— Begin SUPPLIED RECORDS —
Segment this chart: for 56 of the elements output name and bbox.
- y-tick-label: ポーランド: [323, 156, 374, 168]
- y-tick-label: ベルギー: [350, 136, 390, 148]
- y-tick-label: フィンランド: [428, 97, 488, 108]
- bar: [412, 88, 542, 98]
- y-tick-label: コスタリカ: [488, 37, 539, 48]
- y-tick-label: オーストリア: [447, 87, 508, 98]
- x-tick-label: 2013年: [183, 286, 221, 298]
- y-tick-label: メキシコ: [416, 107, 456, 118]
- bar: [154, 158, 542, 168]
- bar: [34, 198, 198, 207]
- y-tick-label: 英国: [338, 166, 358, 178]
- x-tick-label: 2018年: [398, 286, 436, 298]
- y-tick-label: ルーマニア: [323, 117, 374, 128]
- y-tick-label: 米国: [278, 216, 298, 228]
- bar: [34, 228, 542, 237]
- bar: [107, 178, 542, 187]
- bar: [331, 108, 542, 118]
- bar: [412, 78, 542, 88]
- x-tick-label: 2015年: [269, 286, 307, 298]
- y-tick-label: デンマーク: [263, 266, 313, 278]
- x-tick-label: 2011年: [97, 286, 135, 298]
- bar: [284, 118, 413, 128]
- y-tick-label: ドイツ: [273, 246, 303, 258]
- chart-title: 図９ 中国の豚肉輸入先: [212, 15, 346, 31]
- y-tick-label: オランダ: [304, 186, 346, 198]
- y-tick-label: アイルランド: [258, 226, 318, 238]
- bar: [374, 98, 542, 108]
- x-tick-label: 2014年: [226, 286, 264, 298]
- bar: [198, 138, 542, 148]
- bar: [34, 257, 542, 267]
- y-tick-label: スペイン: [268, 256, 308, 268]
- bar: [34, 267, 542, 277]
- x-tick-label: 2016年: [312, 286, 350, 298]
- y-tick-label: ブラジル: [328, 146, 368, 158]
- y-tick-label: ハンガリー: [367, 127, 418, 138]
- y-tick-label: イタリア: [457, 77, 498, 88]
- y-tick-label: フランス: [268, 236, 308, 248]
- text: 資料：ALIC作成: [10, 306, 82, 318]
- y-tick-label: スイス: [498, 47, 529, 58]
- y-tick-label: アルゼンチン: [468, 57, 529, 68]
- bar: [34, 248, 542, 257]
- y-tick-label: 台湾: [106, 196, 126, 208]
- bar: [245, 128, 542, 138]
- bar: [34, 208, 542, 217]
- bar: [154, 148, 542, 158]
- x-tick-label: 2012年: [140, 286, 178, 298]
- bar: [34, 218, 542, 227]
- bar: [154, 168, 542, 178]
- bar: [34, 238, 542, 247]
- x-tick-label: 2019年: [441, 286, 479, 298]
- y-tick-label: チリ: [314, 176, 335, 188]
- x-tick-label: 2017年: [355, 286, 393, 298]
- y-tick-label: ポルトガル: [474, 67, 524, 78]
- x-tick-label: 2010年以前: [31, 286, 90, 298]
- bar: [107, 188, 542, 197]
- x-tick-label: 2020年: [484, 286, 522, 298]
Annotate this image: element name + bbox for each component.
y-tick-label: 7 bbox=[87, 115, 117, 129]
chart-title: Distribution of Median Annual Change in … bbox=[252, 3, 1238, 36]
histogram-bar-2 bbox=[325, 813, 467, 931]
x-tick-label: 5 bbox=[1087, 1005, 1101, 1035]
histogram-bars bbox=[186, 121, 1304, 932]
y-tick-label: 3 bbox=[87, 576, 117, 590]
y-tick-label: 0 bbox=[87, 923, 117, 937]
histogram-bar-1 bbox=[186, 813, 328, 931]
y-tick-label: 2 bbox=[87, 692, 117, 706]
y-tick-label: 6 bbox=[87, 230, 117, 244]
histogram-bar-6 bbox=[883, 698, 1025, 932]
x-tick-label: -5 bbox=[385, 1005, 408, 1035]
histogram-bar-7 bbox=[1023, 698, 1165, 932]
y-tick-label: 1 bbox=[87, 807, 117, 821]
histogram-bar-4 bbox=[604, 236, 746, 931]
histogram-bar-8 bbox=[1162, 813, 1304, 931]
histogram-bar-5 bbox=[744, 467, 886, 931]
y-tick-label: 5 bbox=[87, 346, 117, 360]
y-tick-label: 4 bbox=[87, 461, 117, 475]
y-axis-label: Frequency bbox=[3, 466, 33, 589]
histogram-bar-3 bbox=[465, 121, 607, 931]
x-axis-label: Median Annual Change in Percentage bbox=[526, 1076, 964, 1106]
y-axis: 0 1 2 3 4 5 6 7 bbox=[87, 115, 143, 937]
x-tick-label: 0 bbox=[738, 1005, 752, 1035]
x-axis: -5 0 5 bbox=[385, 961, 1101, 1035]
— End SUPPLIED RECORDS —
• **INSTRUCTIONS FOR THE TASK**
Reproduce every row above line for line, without changing a single character.

• **RESULT OF THE TASK**
Segment this chart: for 56 of the elements output name and bbox.
- y-tick-label: ポーランド: [323, 156, 374, 168]
- y-tick-label: ベルギー: [350, 136, 390, 148]
- y-tick-label: フィンランド: [428, 97, 488, 108]
- bar: [412, 88, 542, 98]
- y-tick-label: コスタリカ: [488, 37, 539, 48]
- y-tick-label: オーストリア: [447, 87, 508, 98]
- x-tick-label: 2013年: [183, 286, 221, 298]
- y-tick-label: メキシコ: [416, 107, 456, 118]
- bar: [154, 158, 542, 168]
- bar: [34, 198, 198, 207]
- y-tick-label: 英国: [338, 166, 358, 178]
- x-tick-label: 2018年: [398, 286, 436, 298]
- y-tick-label: ルーマニア: [323, 117, 374, 128]
- y-tick-label: 米国: [278, 216, 298, 228]
- bar: [34, 228, 542, 237]
- bar: [107, 178, 542, 187]
- bar: [331, 108, 542, 118]
- bar: [412, 78, 542, 88]
- x-tick-label: 2015年: [269, 286, 307, 298]
- y-tick-label: デンマーク: [263, 266, 313, 278]
- x-tick-label: 2011年: [97, 286, 135, 298]
- bar: [284, 118, 413, 128]
- y-tick-label: ドイツ: [273, 246, 303, 258]
- chart-title: 図９ 中国の豚肉輸入先: [212, 15, 346, 31]
- y-tick-label: オランダ: [304, 186, 346, 198]
- y-tick-label: アイルランド: [258, 226, 318, 238]
- bar: [374, 98, 542, 108]
- x-tick-label: 2014年: [226, 286, 264, 298]
- bar: [198, 138, 542, 148]
- bar: [34, 257, 542, 267]
- y-tick-label: スペイン: [268, 256, 308, 268]
- bar: [34, 267, 542, 277]
- x-tick-label: 2016年: [312, 286, 350, 298]
- y-tick-label: ブラジル: [328, 146, 368, 158]
- y-tick-label: ハンガリー: [367, 127, 418, 138]
- y-tick-label: イタリア: [457, 77, 498, 88]
- y-tick-label: フランス: [268, 236, 308, 248]
- text: 資料：ALIC作成: [10, 306, 82, 318]
- y-tick-label: スイス: [498, 47, 529, 58]
- y-tick-label: アルゼンチン: [468, 57, 529, 68]
- bar: [34, 248, 542, 257]
- y-tick-label: 台湾: [106, 196, 126, 208]
- bar: [245, 128, 542, 138]
- bar: [34, 208, 542, 217]
- bar: [154, 148, 542, 158]
- x-tick-label: 2012年: [140, 286, 178, 298]
- bar: [34, 218, 542, 227]
- bar: [154, 168, 542, 178]
- bar: [34, 238, 542, 247]
- x-tick-label: 2019年: [441, 286, 479, 298]
- y-tick-label: チリ: [314, 176, 335, 188]
- x-tick-label: 2017年: [355, 286, 393, 298]
- y-tick-label: ポルトガル: [474, 67, 524, 78]
- x-tick-label: 2010年以前: [31, 286, 90, 298]
- bar: [107, 188, 542, 197]
- x-tick-label: 2020年: [484, 286, 522, 298]
Annotate this image: element name + bbox for each component.
y-tick-label: 7 bbox=[87, 115, 117, 129]
chart-title: Distribution of Median Annual Change in … bbox=[252, 3, 1238, 36]
histogram-bar-2 bbox=[325, 813, 467, 931]
x-tick-label: 5 bbox=[1087, 1005, 1101, 1035]
histogram-bars bbox=[186, 121, 1304, 932]
y-tick-label: 3 bbox=[87, 576, 117, 590]
y-tick-label: 0 bbox=[87, 923, 117, 937]
histogram-bar-1 bbox=[186, 813, 328, 931]
y-tick-label: 2 bbox=[87, 692, 117, 706]
y-tick-label: 6 bbox=[87, 230, 117, 244]
histogram-bar-6 bbox=[883, 698, 1025, 932]
x-tick-label: -5 bbox=[385, 1005, 408, 1035]
histogram-bar-7 bbox=[1023, 698, 1165, 932]
y-tick-label: 1 bbox=[87, 807, 117, 821]
histogram-bar-4 bbox=[604, 236, 746, 931]
histogram-bar-8 bbox=[1162, 813, 1304, 931]
histogram-bar-5 bbox=[744, 467, 886, 931]
y-tick-label: 5 bbox=[87, 346, 117, 360]
y-tick-label: 4 bbox=[87, 461, 117, 475]
y-axis-label: Frequency bbox=[3, 466, 33, 589]
histogram-bar-3 bbox=[465, 121, 607, 931]
x-axis-label: Median Annual Change in Percentage bbox=[526, 1076, 964, 1106]
y-axis: 0 1 2 3 4 5 6 7 bbox=[87, 115, 143, 937]
x-tick-label: 0 bbox=[738, 1005, 752, 1035]
x-axis: -5 0 5 bbox=[385, 961, 1101, 1035]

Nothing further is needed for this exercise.